— Begin —
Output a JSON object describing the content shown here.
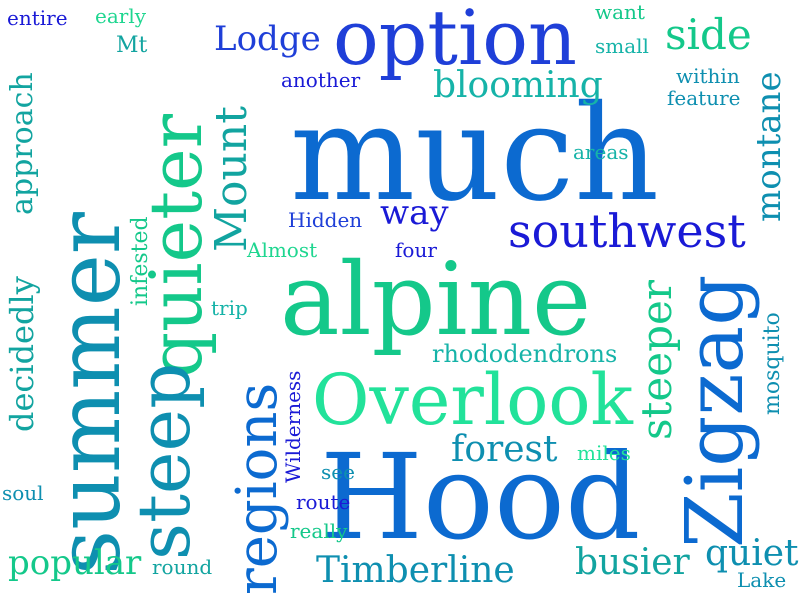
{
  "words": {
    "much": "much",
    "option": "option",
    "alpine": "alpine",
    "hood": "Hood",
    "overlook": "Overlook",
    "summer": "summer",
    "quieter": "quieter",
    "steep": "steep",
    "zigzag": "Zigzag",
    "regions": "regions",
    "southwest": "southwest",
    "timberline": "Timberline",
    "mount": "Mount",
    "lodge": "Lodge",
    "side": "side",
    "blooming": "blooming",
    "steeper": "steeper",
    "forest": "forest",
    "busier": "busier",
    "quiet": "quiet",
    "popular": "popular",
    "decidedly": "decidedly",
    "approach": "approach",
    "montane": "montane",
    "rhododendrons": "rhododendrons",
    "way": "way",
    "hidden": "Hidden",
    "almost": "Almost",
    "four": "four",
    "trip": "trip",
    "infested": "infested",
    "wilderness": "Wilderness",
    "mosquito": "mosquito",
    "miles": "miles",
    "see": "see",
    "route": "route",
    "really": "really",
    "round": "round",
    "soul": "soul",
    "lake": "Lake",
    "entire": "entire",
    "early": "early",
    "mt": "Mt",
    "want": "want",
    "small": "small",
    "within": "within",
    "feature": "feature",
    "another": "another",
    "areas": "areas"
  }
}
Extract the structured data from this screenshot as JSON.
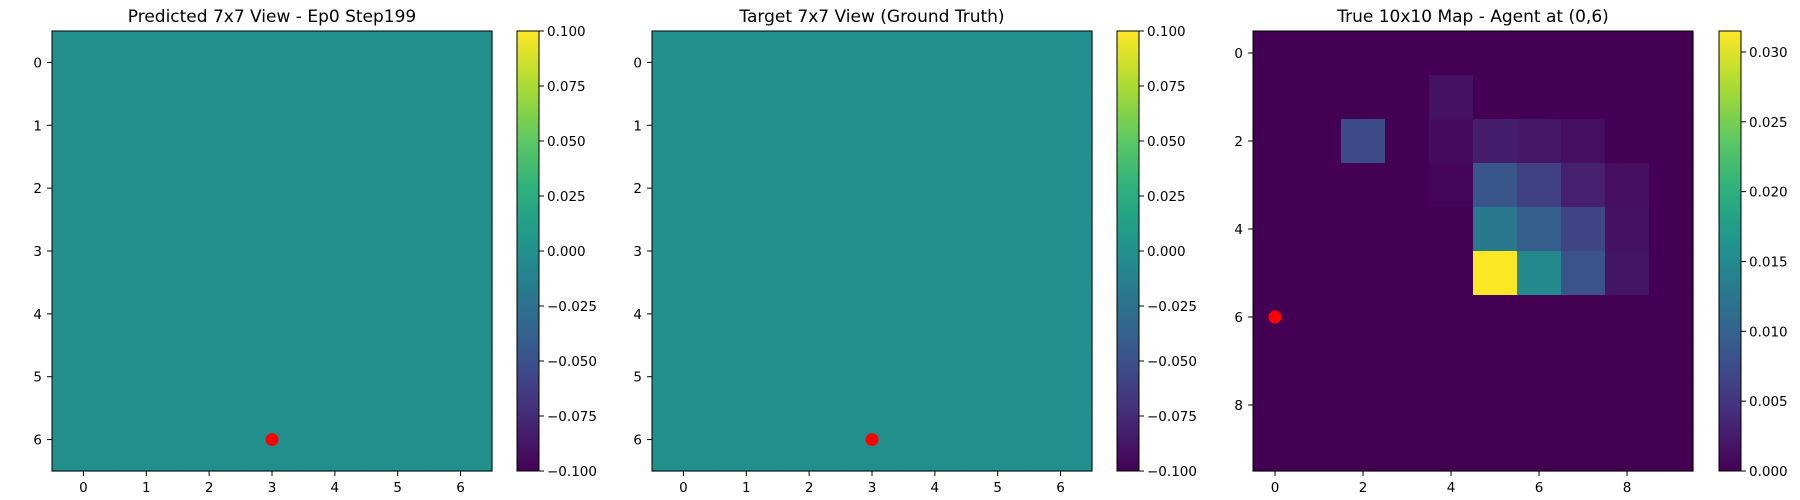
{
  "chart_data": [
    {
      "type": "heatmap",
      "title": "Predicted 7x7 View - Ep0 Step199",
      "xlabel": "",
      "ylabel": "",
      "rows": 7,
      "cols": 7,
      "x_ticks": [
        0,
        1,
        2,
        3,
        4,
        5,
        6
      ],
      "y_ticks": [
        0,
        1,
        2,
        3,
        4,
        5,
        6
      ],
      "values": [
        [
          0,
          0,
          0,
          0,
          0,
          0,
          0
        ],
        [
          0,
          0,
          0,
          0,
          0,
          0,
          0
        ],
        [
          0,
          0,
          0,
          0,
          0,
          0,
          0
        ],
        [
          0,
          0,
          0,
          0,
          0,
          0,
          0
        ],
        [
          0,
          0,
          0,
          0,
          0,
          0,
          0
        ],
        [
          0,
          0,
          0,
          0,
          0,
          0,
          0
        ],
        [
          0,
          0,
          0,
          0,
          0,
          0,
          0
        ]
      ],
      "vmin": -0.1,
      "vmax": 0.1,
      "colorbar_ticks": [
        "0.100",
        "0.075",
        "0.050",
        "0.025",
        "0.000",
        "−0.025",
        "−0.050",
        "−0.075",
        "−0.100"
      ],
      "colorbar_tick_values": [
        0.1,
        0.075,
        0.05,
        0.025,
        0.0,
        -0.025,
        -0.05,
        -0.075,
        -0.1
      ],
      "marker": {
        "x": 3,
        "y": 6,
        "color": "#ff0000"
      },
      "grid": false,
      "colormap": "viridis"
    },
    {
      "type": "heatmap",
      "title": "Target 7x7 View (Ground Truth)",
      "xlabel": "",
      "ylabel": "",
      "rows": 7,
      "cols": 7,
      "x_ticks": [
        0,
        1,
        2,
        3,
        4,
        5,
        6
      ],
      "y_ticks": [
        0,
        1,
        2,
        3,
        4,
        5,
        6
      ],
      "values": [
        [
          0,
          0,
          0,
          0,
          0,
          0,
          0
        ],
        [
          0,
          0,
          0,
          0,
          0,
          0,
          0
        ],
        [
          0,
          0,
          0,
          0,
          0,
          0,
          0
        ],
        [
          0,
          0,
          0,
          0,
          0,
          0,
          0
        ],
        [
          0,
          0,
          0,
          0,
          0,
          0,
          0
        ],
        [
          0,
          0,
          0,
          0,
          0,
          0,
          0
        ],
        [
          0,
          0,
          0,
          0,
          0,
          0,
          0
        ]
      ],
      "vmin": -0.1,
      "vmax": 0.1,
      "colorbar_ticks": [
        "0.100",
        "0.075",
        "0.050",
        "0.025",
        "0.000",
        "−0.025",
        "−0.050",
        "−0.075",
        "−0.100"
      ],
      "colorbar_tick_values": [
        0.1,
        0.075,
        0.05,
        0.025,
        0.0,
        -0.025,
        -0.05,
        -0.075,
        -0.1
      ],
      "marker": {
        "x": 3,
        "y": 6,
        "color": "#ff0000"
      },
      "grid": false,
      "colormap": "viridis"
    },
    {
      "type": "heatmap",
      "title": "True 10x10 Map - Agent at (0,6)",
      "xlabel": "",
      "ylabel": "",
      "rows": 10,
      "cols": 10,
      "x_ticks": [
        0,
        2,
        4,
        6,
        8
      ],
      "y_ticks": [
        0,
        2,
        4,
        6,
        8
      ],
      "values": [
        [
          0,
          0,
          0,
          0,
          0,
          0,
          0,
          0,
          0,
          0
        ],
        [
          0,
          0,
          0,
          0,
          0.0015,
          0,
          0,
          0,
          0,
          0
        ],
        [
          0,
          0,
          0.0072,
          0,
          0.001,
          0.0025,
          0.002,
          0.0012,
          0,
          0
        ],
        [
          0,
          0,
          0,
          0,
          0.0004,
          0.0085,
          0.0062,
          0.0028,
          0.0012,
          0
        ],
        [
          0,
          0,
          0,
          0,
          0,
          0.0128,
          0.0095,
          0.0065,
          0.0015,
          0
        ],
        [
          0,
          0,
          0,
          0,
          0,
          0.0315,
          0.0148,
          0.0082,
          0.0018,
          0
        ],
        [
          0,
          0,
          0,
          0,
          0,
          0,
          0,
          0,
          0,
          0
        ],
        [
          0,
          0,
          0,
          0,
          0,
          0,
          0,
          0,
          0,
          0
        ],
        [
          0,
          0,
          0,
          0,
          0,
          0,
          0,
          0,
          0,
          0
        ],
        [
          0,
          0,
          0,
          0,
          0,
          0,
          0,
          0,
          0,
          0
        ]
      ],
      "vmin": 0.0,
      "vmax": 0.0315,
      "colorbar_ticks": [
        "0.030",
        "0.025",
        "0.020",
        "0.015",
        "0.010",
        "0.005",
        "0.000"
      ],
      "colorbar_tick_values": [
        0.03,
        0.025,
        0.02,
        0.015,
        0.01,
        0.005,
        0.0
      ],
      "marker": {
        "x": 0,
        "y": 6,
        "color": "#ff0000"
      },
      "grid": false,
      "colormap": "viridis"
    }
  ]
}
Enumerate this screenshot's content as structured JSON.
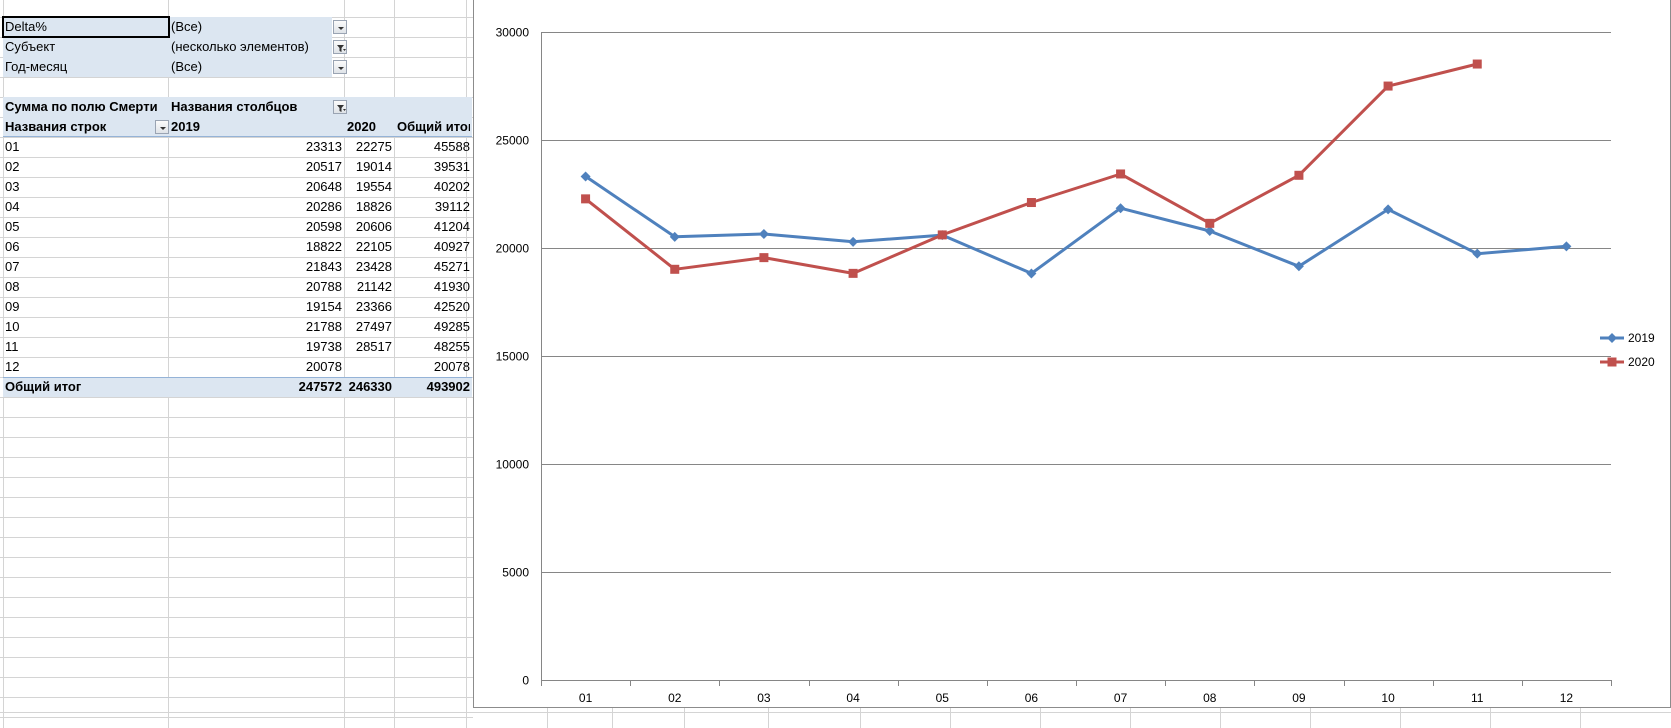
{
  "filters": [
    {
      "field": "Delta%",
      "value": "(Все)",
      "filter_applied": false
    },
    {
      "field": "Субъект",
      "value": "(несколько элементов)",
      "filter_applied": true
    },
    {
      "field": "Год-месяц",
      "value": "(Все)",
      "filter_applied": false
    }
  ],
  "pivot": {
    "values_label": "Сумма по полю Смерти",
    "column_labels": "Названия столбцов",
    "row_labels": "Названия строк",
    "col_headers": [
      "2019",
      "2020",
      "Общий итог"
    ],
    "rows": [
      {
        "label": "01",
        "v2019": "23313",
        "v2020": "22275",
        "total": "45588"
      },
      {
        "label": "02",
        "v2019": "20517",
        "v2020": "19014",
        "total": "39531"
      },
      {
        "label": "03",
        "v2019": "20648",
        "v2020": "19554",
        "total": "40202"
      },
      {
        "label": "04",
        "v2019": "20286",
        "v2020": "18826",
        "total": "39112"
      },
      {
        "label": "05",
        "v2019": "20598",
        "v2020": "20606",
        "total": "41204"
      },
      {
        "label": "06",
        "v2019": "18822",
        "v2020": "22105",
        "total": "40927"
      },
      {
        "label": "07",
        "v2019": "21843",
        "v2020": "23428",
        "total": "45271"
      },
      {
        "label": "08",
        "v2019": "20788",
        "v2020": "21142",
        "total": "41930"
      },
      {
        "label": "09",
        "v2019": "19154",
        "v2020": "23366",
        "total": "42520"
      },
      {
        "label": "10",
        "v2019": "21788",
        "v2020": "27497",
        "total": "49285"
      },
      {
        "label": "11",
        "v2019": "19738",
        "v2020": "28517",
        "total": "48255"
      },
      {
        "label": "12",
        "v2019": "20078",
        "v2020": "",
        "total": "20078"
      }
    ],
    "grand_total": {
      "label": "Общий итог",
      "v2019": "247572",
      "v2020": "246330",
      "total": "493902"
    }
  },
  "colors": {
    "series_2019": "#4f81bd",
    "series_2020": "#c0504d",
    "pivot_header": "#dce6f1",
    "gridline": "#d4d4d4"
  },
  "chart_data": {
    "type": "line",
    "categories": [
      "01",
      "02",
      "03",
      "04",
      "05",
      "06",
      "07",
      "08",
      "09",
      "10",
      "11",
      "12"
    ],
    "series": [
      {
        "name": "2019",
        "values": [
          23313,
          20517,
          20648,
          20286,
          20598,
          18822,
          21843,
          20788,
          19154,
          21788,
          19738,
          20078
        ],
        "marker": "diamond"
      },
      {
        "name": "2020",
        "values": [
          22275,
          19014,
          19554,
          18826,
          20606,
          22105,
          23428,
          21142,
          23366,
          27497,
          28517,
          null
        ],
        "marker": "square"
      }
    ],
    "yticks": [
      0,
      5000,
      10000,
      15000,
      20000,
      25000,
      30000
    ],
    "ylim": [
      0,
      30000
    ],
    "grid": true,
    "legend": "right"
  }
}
— End —
## PROBLEM
Find all lines where the word "content" appears. Copy them.

## CORRECT RESULT
Output a JSON object describing the content shown here.
Enumerate this screenshot's content as structured JSON.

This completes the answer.